**To do**
Please pull out every line that includes the string "image".

-------- Data supplied --------

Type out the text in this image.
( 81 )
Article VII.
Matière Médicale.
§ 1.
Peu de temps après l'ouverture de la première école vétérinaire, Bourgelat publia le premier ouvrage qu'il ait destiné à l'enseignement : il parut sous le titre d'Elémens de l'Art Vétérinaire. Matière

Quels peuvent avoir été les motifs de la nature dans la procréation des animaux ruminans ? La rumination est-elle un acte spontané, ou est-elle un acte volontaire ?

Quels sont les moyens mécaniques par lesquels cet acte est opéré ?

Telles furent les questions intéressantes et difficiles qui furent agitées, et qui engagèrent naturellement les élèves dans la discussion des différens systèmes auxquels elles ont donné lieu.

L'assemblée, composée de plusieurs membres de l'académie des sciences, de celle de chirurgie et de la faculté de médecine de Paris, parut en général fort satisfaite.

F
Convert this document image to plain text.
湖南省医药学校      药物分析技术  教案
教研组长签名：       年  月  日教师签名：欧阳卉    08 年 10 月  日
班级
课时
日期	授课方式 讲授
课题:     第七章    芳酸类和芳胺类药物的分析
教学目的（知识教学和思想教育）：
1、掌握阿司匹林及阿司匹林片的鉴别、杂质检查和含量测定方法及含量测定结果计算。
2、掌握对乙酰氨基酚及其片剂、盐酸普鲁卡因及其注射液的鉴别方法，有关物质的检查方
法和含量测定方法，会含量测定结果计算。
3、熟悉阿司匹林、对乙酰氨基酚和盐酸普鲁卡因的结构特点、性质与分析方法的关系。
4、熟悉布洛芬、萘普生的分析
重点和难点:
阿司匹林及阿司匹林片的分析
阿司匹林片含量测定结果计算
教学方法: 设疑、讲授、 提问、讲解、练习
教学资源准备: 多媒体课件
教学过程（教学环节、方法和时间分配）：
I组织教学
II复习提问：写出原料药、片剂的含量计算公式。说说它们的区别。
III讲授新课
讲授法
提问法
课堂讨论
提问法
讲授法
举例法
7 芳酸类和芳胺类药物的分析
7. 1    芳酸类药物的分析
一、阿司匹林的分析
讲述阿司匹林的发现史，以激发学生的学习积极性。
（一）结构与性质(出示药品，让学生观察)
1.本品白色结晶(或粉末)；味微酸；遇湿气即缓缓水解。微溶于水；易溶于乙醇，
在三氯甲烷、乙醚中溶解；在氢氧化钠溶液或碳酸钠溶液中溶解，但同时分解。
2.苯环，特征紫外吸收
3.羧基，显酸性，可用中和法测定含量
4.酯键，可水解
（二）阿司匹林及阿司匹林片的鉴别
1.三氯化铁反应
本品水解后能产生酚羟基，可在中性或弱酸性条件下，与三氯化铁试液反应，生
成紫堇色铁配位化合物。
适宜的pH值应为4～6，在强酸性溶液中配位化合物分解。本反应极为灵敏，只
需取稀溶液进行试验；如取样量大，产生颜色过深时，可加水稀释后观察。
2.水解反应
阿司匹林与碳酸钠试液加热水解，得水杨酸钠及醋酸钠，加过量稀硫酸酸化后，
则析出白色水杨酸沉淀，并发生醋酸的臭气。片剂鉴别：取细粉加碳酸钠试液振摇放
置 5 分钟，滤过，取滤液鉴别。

--------

**The reply**
Type out the text in this image.
Convert this document image to plain text.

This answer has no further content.